>> begin SUPPLIED MATERIAL

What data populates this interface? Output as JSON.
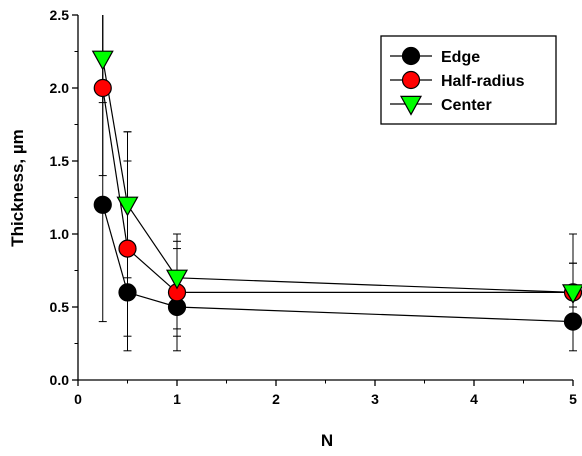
{
  "chart_data": {
    "type": "scatter",
    "title": "",
    "xlabel": "N",
    "ylabel": "Thickness, µm",
    "xlim": [
      0,
      5
    ],
    "ylim": [
      0,
      2.5
    ],
    "xticks": [
      0,
      1,
      2,
      3,
      4,
      5
    ],
    "xtick_labels": [
      "0",
      "1",
      "2",
      "3",
      "4",
      "5"
    ],
    "yticks": [
      0,
      0.5,
      1.0,
      1.5,
      2.0,
      2.5
    ],
    "ytick_labels": [
      "0.0",
      "0.5",
      "1.0",
      "1.5",
      "2.0",
      "2.5"
    ],
    "grid": false,
    "legend_position": "top-right",
    "series": [
      {
        "name": "Edge",
        "marker": "circle",
        "color": "#000000",
        "x": [
          0.25,
          0.5,
          1,
          5
        ],
        "y": [
          1.2,
          0.6,
          0.5,
          0.4
        ],
        "error_low": [
          0.4,
          0.2,
          0.2,
          0.2
        ],
        "error_high": [
          2.5,
          1.5,
          0.9,
          0.8
        ]
      },
      {
        "name": "Half-radius",
        "marker": "circle",
        "color": "#ff0000",
        "x": [
          0.25,
          0.5,
          1,
          5
        ],
        "y": [
          2.0,
          0.9,
          0.6,
          0.6
        ],
        "error_low": [
          1.4,
          0.3,
          0.3,
          0.5
        ],
        "error_high": [
          2.5,
          1.7,
          0.95,
          0.8
        ]
      },
      {
        "name": "Center",
        "marker": "triangle-down",
        "color": "#00ff00",
        "x": [
          0.25,
          0.5,
          1,
          5
        ],
        "y": [
          2.2,
          1.2,
          0.7,
          0.6
        ],
        "error_low": [
          1.9,
          0.7,
          0.35,
          0.5
        ],
        "error_high": [
          2.5,
          1.7,
          1.0,
          1.0
        ]
      }
    ]
  }
}
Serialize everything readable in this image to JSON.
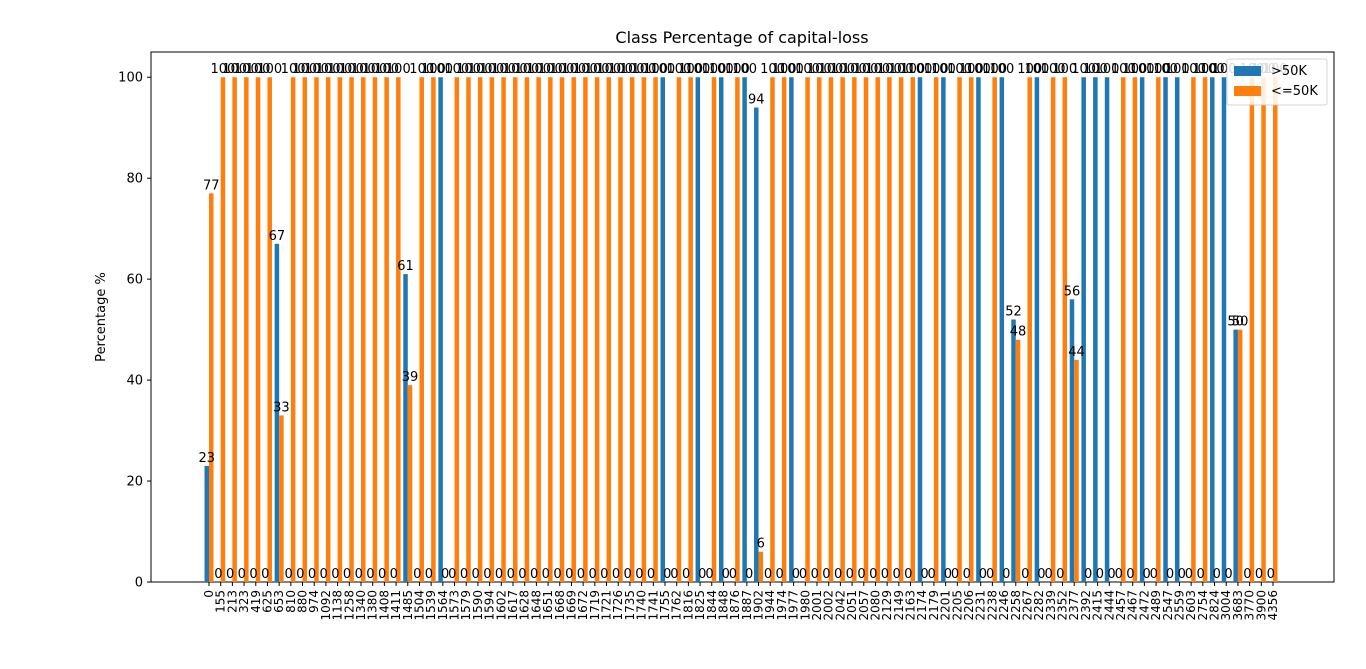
{
  "chart_data": {
    "type": "bar",
    "title": "Class Percentage of capital-loss",
    "xlabel": "",
    "ylabel": "Percentage %",
    "ylim": [
      0,
      105
    ],
    "yticks": [
      0,
      20,
      40,
      60,
      80,
      100
    ],
    "grid": false,
    "legend_position": "top-right",
    "categories": [
      "0",
      "155",
      "213",
      "323",
      "419",
      "625",
      "653",
      "810",
      "880",
      "974",
      "1092",
      "1138",
      "1258",
      "1340",
      "1380",
      "1408",
      "1411",
      "1485",
      "1504",
      "1539",
      "1564",
      "1573",
      "1579",
      "1590",
      "1594",
      "1602",
      "1617",
      "1628",
      "1648",
      "1651",
      "1668",
      "1669",
      "1672",
      "1719",
      "1721",
      "1726",
      "1735",
      "1740",
      "1741",
      "1755",
      "1762",
      "1816",
      "1825",
      "1844",
      "1848",
      "1876",
      "1887",
      "1902",
      "1944",
      "1974",
      "1977",
      "1980",
      "2001",
      "2002",
      "2042",
      "2051",
      "2057",
      "2080",
      "2129",
      "2149",
      "2163",
      "2174",
      "2179",
      "2201",
      "2205",
      "2206",
      "2231",
      "2238",
      "2246",
      "2258",
      "2267",
      "2282",
      "2339",
      "2352",
      "2377",
      "2392",
      "2415",
      "2444",
      "2457",
      "2467",
      "2472",
      "2489",
      "2547",
      "2559",
      "2603",
      "2754",
      "2824",
      "3004",
      "3683",
      "3770",
      "3900",
      "4356"
    ],
    "series": [
      {
        "name": ">50K",
        "color": "#1f77b4",
        "values": [
          23,
          0,
          0,
          0,
          0,
          0,
          67,
          0,
          0,
          0,
          0,
          0,
          0,
          0,
          0,
          0,
          0,
          61,
          0,
          0,
          100,
          0,
          0,
          0,
          0,
          0,
          0,
          0,
          0,
          0,
          0,
          0,
          0,
          0,
          0,
          0,
          0,
          0,
          0,
          100,
          0,
          0,
          100,
          0,
          100,
          0,
          100,
          94,
          0,
          0,
          100,
          0,
          0,
          0,
          0,
          0,
          0,
          0,
          0,
          0,
          0,
          100,
          0,
          100,
          0,
          0,
          100,
          0,
          100,
          52,
          0,
          100,
          0,
          0,
          56,
          100,
          100,
          100,
          0,
          0,
          100,
          0,
          100,
          100,
          0,
          0,
          100,
          100,
          50,
          0,
          0,
          0
        ]
      },
      {
        "name": "<=50K",
        "color": "#ff7f0e",
        "values": [
          77,
          100,
          100,
          100,
          100,
          100,
          33,
          100,
          100,
          100,
          100,
          100,
          100,
          100,
          100,
          100,
          100,
          39,
          100,
          100,
          0,
          100,
          100,
          100,
          100,
          100,
          100,
          100,
          100,
          100,
          100,
          100,
          100,
          100,
          100,
          100,
          100,
          100,
          100,
          0,
          100,
          100,
          0,
          100,
          0,
          100,
          0,
          6,
          100,
          100,
          0,
          100,
          100,
          100,
          100,
          100,
          100,
          100,
          100,
          100,
          100,
          0,
          100,
          0,
          100,
          100,
          0,
          100,
          0,
          48,
          100,
          0,
          100,
          100,
          44,
          0,
          0,
          0,
          100,
          100,
          0,
          100,
          0,
          0,
          100,
          100,
          0,
          0,
          50,
          100,
          100,
          100
        ]
      }
    ]
  }
}
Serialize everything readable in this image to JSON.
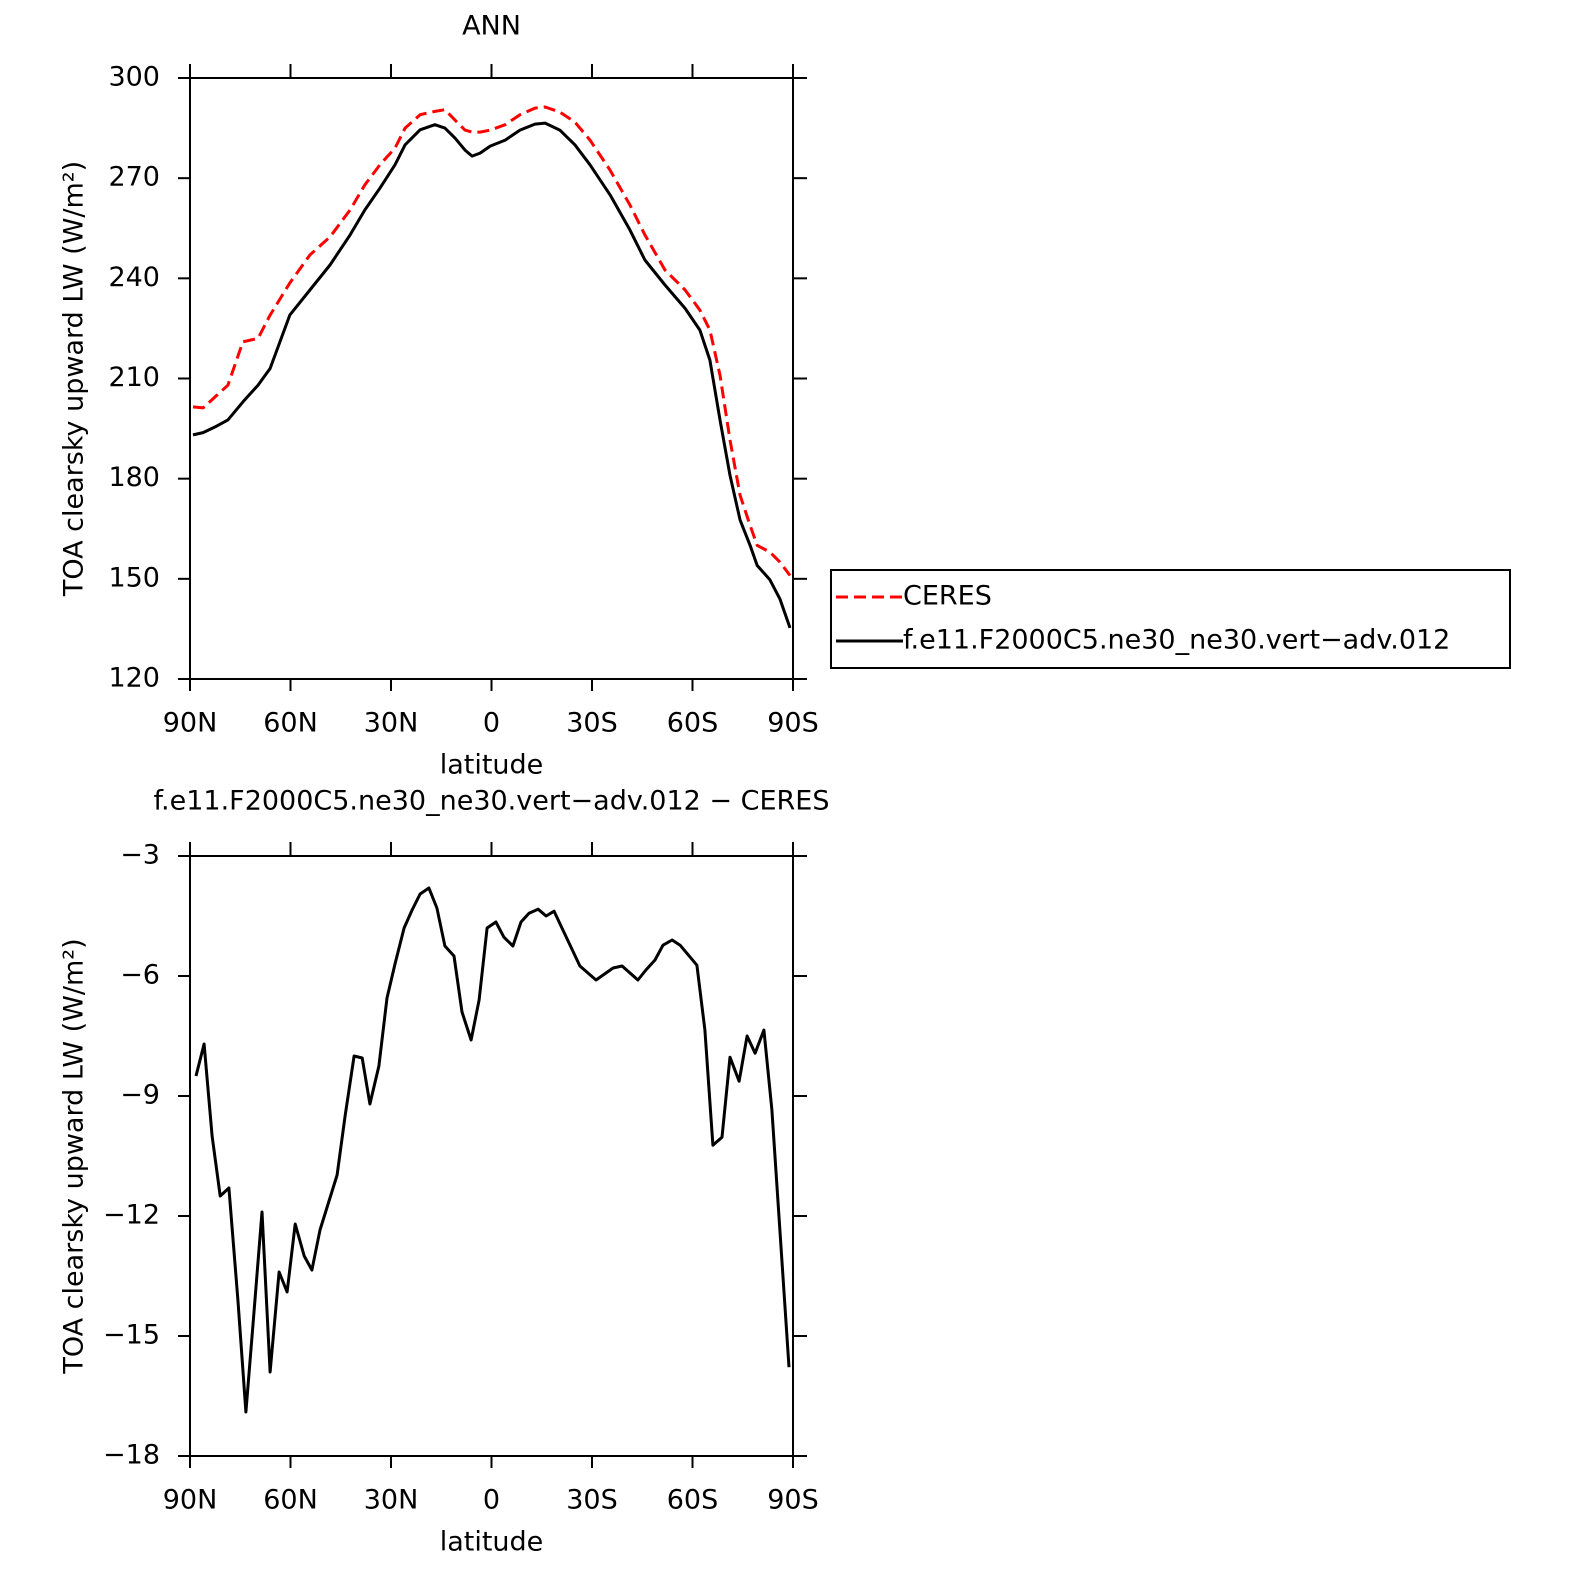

>> end SUPPLIED MATERIAL

_INSTRUCTIONS TO FOLLOW_. Look through the data and gather every line with the string "ylabel" in it.

_REPLY TO THE TASK_.
    "ylabel": "Thickness, µm",
    "ylabel": "Percentage %",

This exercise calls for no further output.